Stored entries
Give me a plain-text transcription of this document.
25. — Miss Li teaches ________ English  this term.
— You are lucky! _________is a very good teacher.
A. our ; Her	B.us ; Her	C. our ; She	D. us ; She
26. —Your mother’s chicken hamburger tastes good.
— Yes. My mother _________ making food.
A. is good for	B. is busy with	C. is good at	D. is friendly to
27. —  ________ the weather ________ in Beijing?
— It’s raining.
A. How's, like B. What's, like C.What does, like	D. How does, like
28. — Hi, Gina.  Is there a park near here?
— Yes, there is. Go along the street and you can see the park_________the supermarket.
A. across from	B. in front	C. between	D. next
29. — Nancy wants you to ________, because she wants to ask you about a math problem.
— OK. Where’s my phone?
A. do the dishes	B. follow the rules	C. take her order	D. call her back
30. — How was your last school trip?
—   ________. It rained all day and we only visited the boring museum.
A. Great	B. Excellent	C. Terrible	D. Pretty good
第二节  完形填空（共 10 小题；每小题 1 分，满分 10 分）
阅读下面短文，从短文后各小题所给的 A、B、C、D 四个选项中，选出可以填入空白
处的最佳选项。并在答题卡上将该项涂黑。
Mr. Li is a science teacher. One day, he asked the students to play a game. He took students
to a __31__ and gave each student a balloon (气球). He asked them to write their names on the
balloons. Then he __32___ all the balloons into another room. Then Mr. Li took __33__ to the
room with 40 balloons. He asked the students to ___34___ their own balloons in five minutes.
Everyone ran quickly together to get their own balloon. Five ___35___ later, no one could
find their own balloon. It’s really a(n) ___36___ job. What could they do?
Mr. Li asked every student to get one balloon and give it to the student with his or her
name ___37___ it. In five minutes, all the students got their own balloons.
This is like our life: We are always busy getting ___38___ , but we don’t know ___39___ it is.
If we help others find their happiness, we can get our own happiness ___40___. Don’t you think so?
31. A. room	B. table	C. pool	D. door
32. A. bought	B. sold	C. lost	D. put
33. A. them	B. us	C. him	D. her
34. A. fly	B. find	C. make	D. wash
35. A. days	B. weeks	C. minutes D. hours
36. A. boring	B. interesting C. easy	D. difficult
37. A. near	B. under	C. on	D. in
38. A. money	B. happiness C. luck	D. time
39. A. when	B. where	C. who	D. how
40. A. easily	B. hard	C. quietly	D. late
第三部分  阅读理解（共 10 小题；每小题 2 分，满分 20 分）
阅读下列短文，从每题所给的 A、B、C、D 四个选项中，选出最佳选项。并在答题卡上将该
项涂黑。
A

» Your instructions
Which lines hold the word "teacher"? Copy every one of them.

» Output
— You are lucky! _________is a very good teacher.
Mr. Li is a science teacher. One day, he asked the students to play a game. He took students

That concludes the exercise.